Job: Search the material below for the string "VideoViewController" and list each line that holds it.

Data extract:
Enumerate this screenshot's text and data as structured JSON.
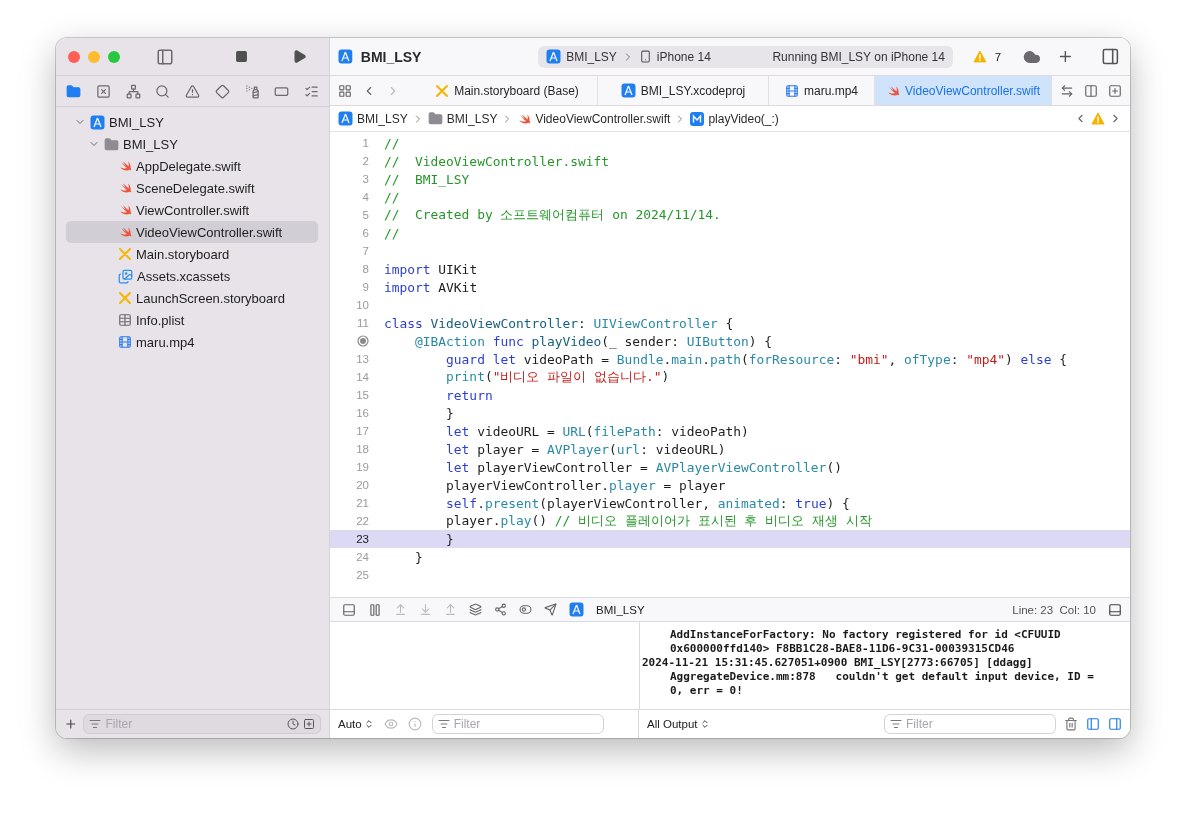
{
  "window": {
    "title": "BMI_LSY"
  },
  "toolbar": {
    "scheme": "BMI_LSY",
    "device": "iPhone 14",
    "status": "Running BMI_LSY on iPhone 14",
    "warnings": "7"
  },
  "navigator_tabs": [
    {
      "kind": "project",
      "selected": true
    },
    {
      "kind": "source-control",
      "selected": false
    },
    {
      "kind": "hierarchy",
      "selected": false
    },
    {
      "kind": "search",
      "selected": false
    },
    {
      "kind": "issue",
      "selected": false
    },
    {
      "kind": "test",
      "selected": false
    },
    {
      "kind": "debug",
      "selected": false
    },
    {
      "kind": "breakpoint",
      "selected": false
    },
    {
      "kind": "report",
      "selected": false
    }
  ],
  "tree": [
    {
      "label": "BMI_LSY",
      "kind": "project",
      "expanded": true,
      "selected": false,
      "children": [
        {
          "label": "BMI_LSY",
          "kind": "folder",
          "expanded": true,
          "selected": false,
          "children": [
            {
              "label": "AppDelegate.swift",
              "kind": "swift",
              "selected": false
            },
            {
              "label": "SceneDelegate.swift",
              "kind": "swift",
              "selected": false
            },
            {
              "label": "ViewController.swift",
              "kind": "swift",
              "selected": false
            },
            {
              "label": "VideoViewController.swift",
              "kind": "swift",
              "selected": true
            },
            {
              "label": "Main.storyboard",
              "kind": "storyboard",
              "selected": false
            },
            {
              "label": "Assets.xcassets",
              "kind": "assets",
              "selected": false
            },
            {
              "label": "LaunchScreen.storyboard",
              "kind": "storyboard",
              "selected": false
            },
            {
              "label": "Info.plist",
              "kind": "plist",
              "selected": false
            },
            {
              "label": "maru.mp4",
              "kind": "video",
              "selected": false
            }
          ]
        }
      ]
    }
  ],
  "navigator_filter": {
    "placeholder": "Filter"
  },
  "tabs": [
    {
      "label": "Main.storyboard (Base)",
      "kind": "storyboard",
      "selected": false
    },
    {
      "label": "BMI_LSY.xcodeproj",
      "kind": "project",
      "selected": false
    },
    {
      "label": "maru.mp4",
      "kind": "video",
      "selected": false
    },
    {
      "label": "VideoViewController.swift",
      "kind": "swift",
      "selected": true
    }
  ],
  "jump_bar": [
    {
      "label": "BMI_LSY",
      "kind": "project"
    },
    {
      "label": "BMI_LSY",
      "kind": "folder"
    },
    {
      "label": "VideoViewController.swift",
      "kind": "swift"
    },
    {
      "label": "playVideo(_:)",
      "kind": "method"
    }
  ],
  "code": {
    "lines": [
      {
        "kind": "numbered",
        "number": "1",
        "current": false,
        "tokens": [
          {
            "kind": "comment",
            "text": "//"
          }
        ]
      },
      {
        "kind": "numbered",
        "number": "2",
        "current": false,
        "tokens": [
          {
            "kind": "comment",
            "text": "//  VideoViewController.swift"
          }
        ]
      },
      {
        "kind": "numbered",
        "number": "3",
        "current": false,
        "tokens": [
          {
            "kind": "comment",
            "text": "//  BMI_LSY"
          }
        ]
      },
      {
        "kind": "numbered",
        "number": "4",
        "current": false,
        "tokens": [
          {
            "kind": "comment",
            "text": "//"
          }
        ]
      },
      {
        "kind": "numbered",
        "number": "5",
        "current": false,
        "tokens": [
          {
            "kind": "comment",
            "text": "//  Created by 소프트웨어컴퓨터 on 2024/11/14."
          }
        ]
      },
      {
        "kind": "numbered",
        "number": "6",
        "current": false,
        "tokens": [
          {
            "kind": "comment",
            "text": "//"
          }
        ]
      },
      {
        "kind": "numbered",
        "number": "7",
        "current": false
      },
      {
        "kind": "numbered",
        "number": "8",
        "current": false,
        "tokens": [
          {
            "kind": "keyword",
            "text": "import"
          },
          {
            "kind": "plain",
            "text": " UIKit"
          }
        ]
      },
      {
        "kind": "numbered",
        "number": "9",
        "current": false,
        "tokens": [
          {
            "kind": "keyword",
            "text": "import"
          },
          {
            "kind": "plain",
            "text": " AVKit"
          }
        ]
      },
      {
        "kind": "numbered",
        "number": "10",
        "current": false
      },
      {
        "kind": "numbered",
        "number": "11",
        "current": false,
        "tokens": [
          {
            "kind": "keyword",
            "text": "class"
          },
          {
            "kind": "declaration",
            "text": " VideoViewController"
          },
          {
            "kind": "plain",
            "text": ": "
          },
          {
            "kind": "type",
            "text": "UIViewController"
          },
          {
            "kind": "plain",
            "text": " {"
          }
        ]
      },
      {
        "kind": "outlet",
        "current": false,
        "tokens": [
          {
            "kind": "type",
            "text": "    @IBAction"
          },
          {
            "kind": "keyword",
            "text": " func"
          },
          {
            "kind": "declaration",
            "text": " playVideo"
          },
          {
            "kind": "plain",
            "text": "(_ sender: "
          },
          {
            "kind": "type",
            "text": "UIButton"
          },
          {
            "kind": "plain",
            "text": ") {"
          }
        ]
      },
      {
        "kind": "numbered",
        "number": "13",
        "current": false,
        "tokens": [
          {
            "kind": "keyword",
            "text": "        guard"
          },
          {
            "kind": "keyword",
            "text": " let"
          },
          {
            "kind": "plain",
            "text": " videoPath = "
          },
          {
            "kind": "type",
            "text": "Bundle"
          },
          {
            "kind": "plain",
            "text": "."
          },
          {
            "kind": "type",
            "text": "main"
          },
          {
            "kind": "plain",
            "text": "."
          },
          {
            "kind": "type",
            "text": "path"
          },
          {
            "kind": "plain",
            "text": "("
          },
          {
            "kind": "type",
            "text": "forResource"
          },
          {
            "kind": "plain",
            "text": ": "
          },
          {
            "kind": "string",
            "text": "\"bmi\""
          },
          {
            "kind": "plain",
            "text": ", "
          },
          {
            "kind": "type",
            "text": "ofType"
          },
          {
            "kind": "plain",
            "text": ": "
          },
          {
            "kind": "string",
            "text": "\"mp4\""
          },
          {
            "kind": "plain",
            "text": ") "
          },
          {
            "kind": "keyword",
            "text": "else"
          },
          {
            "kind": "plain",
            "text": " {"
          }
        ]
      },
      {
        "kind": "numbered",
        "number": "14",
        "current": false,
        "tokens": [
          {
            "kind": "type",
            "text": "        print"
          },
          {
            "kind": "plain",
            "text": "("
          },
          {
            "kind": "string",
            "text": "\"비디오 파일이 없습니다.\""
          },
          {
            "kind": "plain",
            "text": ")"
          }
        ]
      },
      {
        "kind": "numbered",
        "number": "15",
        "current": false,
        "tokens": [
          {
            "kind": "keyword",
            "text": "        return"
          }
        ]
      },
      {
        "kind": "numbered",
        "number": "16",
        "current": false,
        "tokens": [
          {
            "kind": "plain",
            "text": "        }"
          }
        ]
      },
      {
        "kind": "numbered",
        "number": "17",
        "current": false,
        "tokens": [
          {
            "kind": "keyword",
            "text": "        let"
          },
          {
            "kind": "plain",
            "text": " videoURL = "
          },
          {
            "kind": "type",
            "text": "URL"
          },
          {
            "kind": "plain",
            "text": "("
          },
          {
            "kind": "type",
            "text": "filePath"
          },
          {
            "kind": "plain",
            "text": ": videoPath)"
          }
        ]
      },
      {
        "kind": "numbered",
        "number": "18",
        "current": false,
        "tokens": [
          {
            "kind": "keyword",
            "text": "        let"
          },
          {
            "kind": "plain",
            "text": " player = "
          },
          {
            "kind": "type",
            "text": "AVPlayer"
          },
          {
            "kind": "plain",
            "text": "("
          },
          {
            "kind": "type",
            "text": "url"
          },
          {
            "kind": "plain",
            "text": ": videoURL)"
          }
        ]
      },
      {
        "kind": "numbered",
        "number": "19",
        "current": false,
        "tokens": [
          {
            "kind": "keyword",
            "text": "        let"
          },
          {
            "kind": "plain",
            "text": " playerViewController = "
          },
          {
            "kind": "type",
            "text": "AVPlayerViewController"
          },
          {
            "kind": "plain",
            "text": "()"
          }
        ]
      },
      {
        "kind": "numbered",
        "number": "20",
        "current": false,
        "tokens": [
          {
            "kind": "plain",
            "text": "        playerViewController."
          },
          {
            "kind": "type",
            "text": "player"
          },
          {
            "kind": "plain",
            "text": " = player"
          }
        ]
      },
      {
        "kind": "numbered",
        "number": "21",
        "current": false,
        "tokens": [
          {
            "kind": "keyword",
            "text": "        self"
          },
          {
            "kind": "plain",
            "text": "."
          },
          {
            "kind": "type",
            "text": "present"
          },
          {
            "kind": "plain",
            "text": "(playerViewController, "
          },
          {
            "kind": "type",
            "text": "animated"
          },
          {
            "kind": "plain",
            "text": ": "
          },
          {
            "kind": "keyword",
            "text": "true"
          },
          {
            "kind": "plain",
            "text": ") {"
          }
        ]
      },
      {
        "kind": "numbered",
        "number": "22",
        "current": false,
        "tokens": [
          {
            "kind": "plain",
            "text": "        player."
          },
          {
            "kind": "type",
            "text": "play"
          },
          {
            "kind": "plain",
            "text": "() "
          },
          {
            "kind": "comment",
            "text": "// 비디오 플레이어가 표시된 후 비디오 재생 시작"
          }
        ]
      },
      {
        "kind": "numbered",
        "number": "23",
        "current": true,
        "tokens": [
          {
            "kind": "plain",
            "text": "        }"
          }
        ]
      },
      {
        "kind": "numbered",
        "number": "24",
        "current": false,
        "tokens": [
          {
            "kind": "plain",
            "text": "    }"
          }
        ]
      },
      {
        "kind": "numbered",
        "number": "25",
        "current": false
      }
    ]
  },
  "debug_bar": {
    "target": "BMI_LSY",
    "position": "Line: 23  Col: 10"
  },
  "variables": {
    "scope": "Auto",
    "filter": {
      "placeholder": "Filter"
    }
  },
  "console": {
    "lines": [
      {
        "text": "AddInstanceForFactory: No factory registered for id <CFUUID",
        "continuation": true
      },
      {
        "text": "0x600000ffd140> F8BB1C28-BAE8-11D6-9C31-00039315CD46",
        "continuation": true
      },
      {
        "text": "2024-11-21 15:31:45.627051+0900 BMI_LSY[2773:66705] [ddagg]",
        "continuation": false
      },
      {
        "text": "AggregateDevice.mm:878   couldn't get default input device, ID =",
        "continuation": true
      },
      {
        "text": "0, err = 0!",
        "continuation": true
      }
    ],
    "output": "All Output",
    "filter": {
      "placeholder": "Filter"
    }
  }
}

Completed exercise:
              "label": "VideoViewController.swift",
      "label": "VideoViewController.swift",
      "label": "VideoViewController.swift",
            "text": "//  VideoViewController.swift"
            "text": " VideoViewController"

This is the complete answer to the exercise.